— Start —
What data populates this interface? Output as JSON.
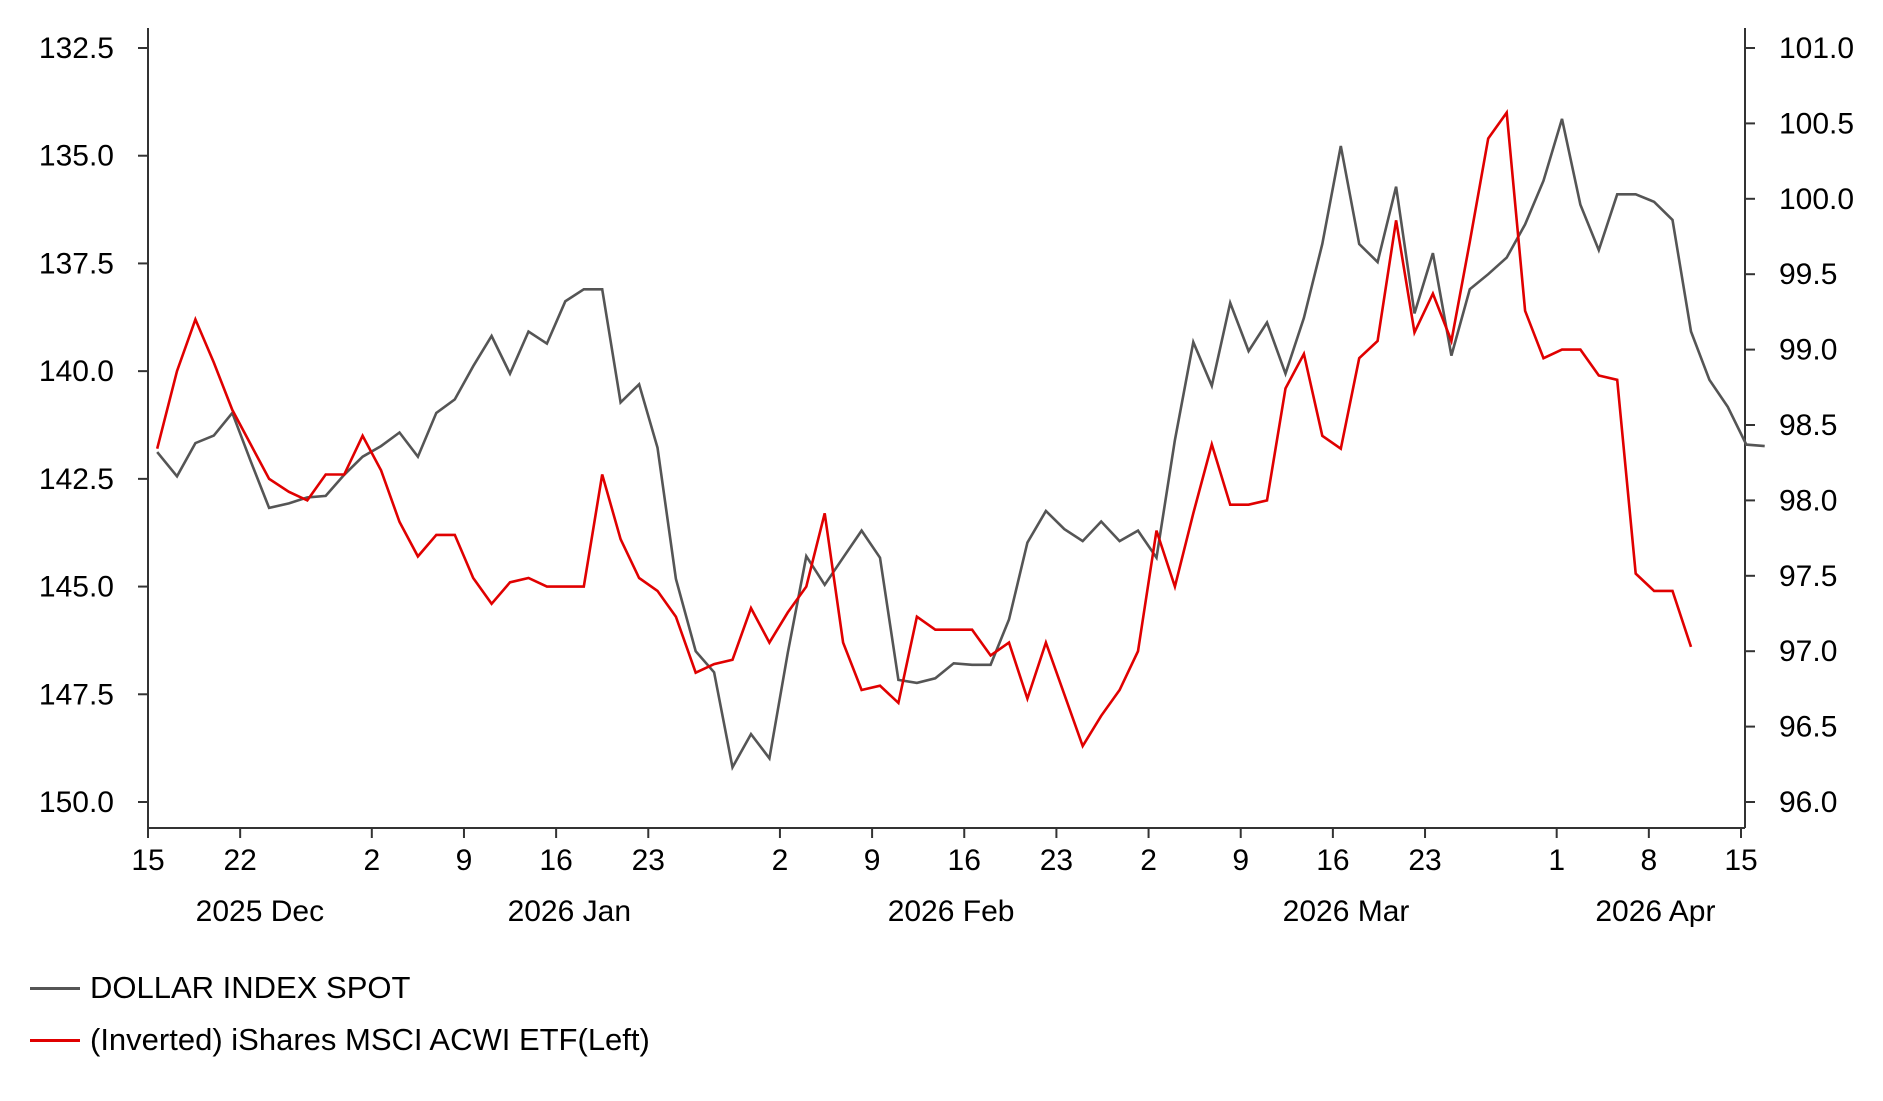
{
  "chart_data": {
    "type": "line",
    "title": "",
    "left_axis": {
      "label": "(Inverted) iShares MSCI ACWI ETF",
      "range": [
        132.5,
        150.0
      ],
      "inverted": true,
      "ticks": [
        "132.5",
        "135.0",
        "137.5",
        "140.0",
        "142.5",
        "145.0",
        "147.5",
        "150.0"
      ],
      "tick_values": [
        132.5,
        135.0,
        137.5,
        140.0,
        142.5,
        145.0,
        147.5,
        150.0
      ]
    },
    "right_axis": {
      "label": "DOLLAR INDEX SPOT",
      "range": [
        96.0,
        101.0
      ],
      "ticks": [
        "101.0",
        "100.5",
        "100.0",
        "99.5",
        "99.0",
        "98.5",
        "98.0",
        "97.5",
        "97.0",
        "96.5",
        "96.0"
      ],
      "tick_values": [
        101.0,
        100.5,
        100.0,
        99.5,
        99.0,
        98.5,
        98.0,
        97.5,
        97.0,
        96.5,
        96.0
      ]
    },
    "x_axis": {
      "day_range": [
        0,
        121
      ],
      "day_zero": "2025-12-15",
      "day_ticks": [
        {
          "day": 0,
          "label": "15"
        },
        {
          "day": 7,
          "label": "22"
        },
        {
          "day": 17,
          "label": "2"
        },
        {
          "day": 24,
          "label": "9"
        },
        {
          "day": 31,
          "label": "16"
        },
        {
          "day": 38,
          "label": "23"
        },
        {
          "day": 48,
          "label": "2"
        },
        {
          "day": 55,
          "label": "9"
        },
        {
          "day": 62,
          "label": "16"
        },
        {
          "day": 69,
          "label": "23"
        },
        {
          "day": 76,
          "label": "2"
        },
        {
          "day": 83,
          "label": "9"
        },
        {
          "day": 90,
          "label": "16"
        },
        {
          "day": 97,
          "label": "23"
        },
        {
          "day": 107,
          "label": "1"
        },
        {
          "day": 114,
          "label": "8"
        },
        {
          "day": 121,
          "label": "15"
        }
      ],
      "month_labels": [
        {
          "day": 8.5,
          "label": "2025 Dec"
        },
        {
          "day": 32,
          "label": "2026 Jan"
        },
        {
          "day": 61,
          "label": "2026 Feb"
        },
        {
          "day": 91,
          "label": "2026 Mar"
        },
        {
          "day": 114.5,
          "label": "2026 Apr"
        }
      ]
    },
    "series": [
      {
        "name": "DOLLAR INDEX SPOT",
        "axis": "right",
        "color": "#555555",
        "points": [
          [
            0.7,
            98.32
          ],
          [
            2.2,
            98.16
          ],
          [
            3.6,
            98.38
          ],
          [
            5.0,
            98.43
          ],
          [
            6.4,
            98.58
          ],
          [
            7.8,
            98.26
          ],
          [
            9.2,
            97.95
          ],
          [
            10.7,
            97.98
          ],
          [
            12.1,
            98.02
          ],
          [
            13.5,
            98.03
          ],
          [
            14.9,
            98.17
          ],
          [
            16.3,
            98.29
          ],
          [
            17.7,
            98.36
          ],
          [
            19.1,
            98.45
          ],
          [
            20.5,
            98.29
          ],
          [
            21.9,
            98.58
          ],
          [
            23.3,
            98.67
          ],
          [
            24.7,
            98.89
          ],
          [
            26.1,
            99.09
          ],
          [
            27.5,
            98.84
          ],
          [
            28.9,
            99.12
          ],
          [
            30.3,
            99.04
          ],
          [
            31.7,
            99.32
          ],
          [
            33.1,
            99.4
          ],
          [
            34.5,
            99.4
          ],
          [
            35.9,
            98.65
          ],
          [
            37.3,
            98.77
          ],
          [
            38.7,
            98.35
          ],
          [
            40.1,
            97.48
          ],
          [
            41.6,
            97.0
          ],
          [
            43.0,
            96.86
          ],
          [
            44.4,
            96.23
          ],
          [
            45.8,
            96.45
          ],
          [
            47.2,
            96.29
          ],
          [
            48.6,
            96.99
          ],
          [
            50.0,
            97.63
          ],
          [
            51.4,
            97.44
          ],
          [
            52.8,
            97.62
          ],
          [
            54.2,
            97.8
          ],
          [
            55.6,
            97.62
          ],
          [
            57.0,
            96.81
          ],
          [
            58.4,
            96.79
          ],
          [
            59.8,
            96.82
          ],
          [
            61.2,
            96.92
          ],
          [
            62.6,
            96.91
          ],
          [
            64.0,
            96.91
          ],
          [
            65.4,
            97.21
          ],
          [
            66.8,
            97.72
          ],
          [
            68.2,
            97.93
          ],
          [
            69.6,
            97.81
          ],
          [
            71.0,
            97.73
          ],
          [
            72.4,
            97.86
          ],
          [
            73.8,
            97.73
          ],
          [
            75.2,
            97.8
          ],
          [
            76.6,
            97.62
          ],
          [
            78.0,
            98.4
          ],
          [
            79.4,
            99.05
          ],
          [
            80.8,
            98.76
          ],
          [
            82.2,
            99.31
          ],
          [
            83.6,
            98.99
          ],
          [
            85.0,
            99.18
          ],
          [
            86.4,
            98.84
          ],
          [
            87.8,
            99.21
          ],
          [
            89.2,
            99.7
          ],
          [
            90.6,
            100.35
          ],
          [
            92.0,
            99.7
          ],
          [
            93.4,
            99.58
          ],
          [
            94.8,
            100.08
          ],
          [
            96.2,
            99.24
          ],
          [
            97.6,
            99.64
          ],
          [
            99.0,
            98.96
          ],
          [
            100.4,
            99.4
          ],
          [
            101.8,
            99.5
          ],
          [
            103.2,
            99.61
          ],
          [
            104.6,
            99.83
          ],
          [
            106.0,
            100.12
          ],
          [
            107.4,
            100.53
          ],
          [
            108.8,
            99.96
          ],
          [
            110.2,
            99.66
          ],
          [
            111.6,
            100.03
          ],
          [
            113.0,
            100.03
          ],
          [
            114.4,
            99.98
          ],
          [
            115.8,
            99.86
          ],
          [
            117.2,
            99.12
          ],
          [
            118.6,
            98.8
          ],
          [
            120.0,
            98.62
          ],
          [
            121.4,
            98.37
          ],
          [
            122.8,
            98.36
          ]
        ]
      },
      {
        "name": "(Inverted) iShares MSCI ACWI ETF(Left)",
        "axis": "left",
        "color": "#e00000",
        "points": [
          [
            0.7,
            141.8
          ],
          [
            2.2,
            140.0
          ],
          [
            3.6,
            138.8
          ],
          [
            5.0,
            139.8
          ],
          [
            6.4,
            140.9
          ],
          [
            7.8,
            141.7
          ],
          [
            9.2,
            142.5
          ],
          [
            10.7,
            142.8
          ],
          [
            12.1,
            143.0
          ],
          [
            13.5,
            142.4
          ],
          [
            14.9,
            142.4
          ],
          [
            16.3,
            141.5
          ],
          [
            17.7,
            142.3
          ],
          [
            19.1,
            143.5
          ],
          [
            20.5,
            144.3
          ],
          [
            21.9,
            143.8
          ],
          [
            23.3,
            143.8
          ],
          [
            24.7,
            144.8
          ],
          [
            26.1,
            145.4
          ],
          [
            27.5,
            144.9
          ],
          [
            28.9,
            144.8
          ],
          [
            30.3,
            145.0
          ],
          [
            31.7,
            145.0
          ],
          [
            33.1,
            145.0
          ],
          [
            34.5,
            142.4
          ],
          [
            35.9,
            143.9
          ],
          [
            37.3,
            144.8
          ],
          [
            38.7,
            145.1
          ],
          [
            40.1,
            145.7
          ],
          [
            41.6,
            147.0
          ],
          [
            43.0,
            146.8
          ],
          [
            44.4,
            146.7
          ],
          [
            45.8,
            145.5
          ],
          [
            47.2,
            146.3
          ],
          [
            48.6,
            145.6
          ],
          [
            50.0,
            145.0
          ],
          [
            51.4,
            143.3
          ],
          [
            52.8,
            146.3
          ],
          [
            54.2,
            147.4
          ],
          [
            55.6,
            147.3
          ],
          [
            57.0,
            147.7
          ],
          [
            58.4,
            145.7
          ],
          [
            59.8,
            146.0
          ],
          [
            61.2,
            146.0
          ],
          [
            62.6,
            146.0
          ],
          [
            64.0,
            146.6
          ],
          [
            65.4,
            146.3
          ],
          [
            66.8,
            147.6
          ],
          [
            68.2,
            146.3
          ],
          [
            69.6,
            147.5
          ],
          [
            71.0,
            148.7
          ],
          [
            72.4,
            148.0
          ],
          [
            73.8,
            147.4
          ],
          [
            75.2,
            146.5
          ],
          [
            76.6,
            143.7
          ],
          [
            78.0,
            145.0
          ],
          [
            79.4,
            143.3
          ],
          [
            80.8,
            141.7
          ],
          [
            82.2,
            143.1
          ],
          [
            83.6,
            143.1
          ],
          [
            85.0,
            143.0
          ],
          [
            86.4,
            140.4
          ],
          [
            87.8,
            139.6
          ],
          [
            89.2,
            141.5
          ],
          [
            90.6,
            141.8
          ],
          [
            92.0,
            139.7
          ],
          [
            93.4,
            139.3
          ],
          [
            94.8,
            136.5
          ],
          [
            96.2,
            139.1
          ],
          [
            97.6,
            138.2
          ],
          [
            99.0,
            139.3
          ],
          [
            100.4,
            137.0
          ],
          [
            101.8,
            134.6
          ],
          [
            103.2,
            134.0
          ],
          [
            104.6,
            138.6
          ],
          [
            106.0,
            139.7
          ],
          [
            107.4,
            139.5
          ],
          [
            108.8,
            139.5
          ],
          [
            110.2,
            140.1
          ],
          [
            111.6,
            140.2
          ],
          [
            113.0,
            144.7
          ],
          [
            114.4,
            145.1
          ],
          [
            115.8,
            145.1
          ],
          [
            117.2,
            146.4
          ]
        ]
      }
    ]
  },
  "legend": {
    "items": [
      {
        "label": "DOLLAR INDEX SPOT",
        "color": "#555555"
      },
      {
        "label": "(Inverted) iShares MSCI ACWI ETF(Left)",
        "color": "#e00000"
      }
    ]
  }
}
— End —
§ **Short exercise**
Check each line of the records for "SPOT" and copy the ones that contain it.

§ **Output below**
      "label": "DOLLAR INDEX SPOT",
        "name": "DOLLAR INDEX SPOT",
        "label": "DOLLAR INDEX SPOT",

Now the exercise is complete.